— Objetivo —
Transcreva sem alterações a passagem do texto sobre o projeto das “barraginhas”, começando em “O apoio financeiro” e seguindo até “situação de risco.”.

— Trecho do texto —
_ _ _ _
O projeto tem à disposição R$ 125,4 mil, oriundos de multas aplicadas por meio de Termos de Ajustamento de Conduta ou acordos oriundos da atividade finalística do ministério. O valor foi alcançado após o projeto ter sido inscrito para pleitear verbas por meio do Banco de Projetos e Entidades do MP/MT e o recurso foi direcionado por conta de decisão da 15ª Promotoria de Justiça do Meio Ambiente Natural.
O apoio financeiro permitirá o começo das ações já a partir de setembro de 2023, quando devem chegar as chuvas na região do pantanal mato-grossense, tornando o chão úmido o suficiente para permitir as escavações de “barraginhas” no assentamento Rancho da Saudade, no município de Cáceres, localizado na mesorregião Centro-Sul do estado, na microrregião do Alto Pantanal e distante cerca de 200 quilômetros da capital, Cuiabá.
A quantia disponível, atualmente, é suficiente para realizar ações e beneficiar 20 famílias da área de reforma agrária, com a construção de duas “barraginhas” em cada lote, e qualificar as equipes técnicas para a realização das obras. As atividades estão incluídas no objetivo ambientalmente sustentável de aumentar a recarga de aquífero local para atendimento das necessidades de água de 160 famílias e duas escolas rurais em situação de risco.
Durante a inscrição do projeto no Banco de Projetos e Entidades do MP/MT, em janeiro de 2023, a meta era captar R$ 250,4 mil e, assim, atender 30 famílias do Rancho da Saudade, totalizando cerca de mil pessoas da comunidade escolar e pequenos produtores rurais - sendo 700 agricultores familiares e 300 alunos das escolas do campo. Mas como, até o momento, só foram conseguidos R$ 125,4 mil, o projeto vai reduzir a meta para se adequar ao recurso disponível e continuar a buscar outras fontes de financiamento.
Análises
A coordenação do projeto é feita pelo engenheiro agrônomo do Incra/MT, Samir Curi, e conta com a colaboração de diversos outros profissionais da autarquia e de entidades parceiras. Segundo o servidor, essa segunda fase do projeto traz novas e revigorantes energias para dinamizar as ações, desde que foi iniciado em 2009 como projeto ambientalmente sustentável.
_ _ _ _
— Dados coletados —
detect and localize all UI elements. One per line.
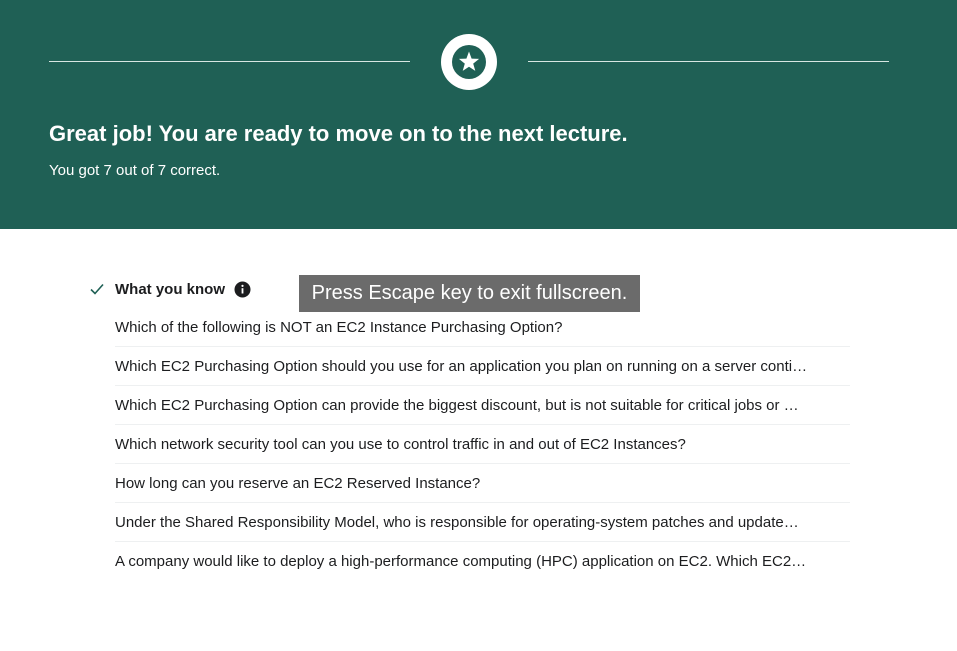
_ _ _ _
— Resultado do exercício —
O apoio financeiro permitirá o começo das ações já a partir de setembro de 2023, quando devem chegar as chuvas na região do pantanal mato-grossense, tornando o chão úmido o suficiente para permitir as escavações de “barraginhas” no assentamento Rancho da Saudade, no município de Cáceres, localizado na mesorregião Centro-Sul do estado, na microrregião do Alto Pantanal e distante cerca de 200 quilômetros da capital, Cuiabá.
A quantia disponível, atualmente, é suficiente para realizar ações e beneficiar 20 famílias da área de reforma agrária, com a construção de duas “barraginhas” em cada lote, e qualificar as equipes técnicas para a realização das obras. As atividades estão incluídas no objetivo ambientalmente sustentável de aumentar a recarga de aquífero local para atendimento das necessidades de água de 160 famílias e duas escolas rurais em situação de risco.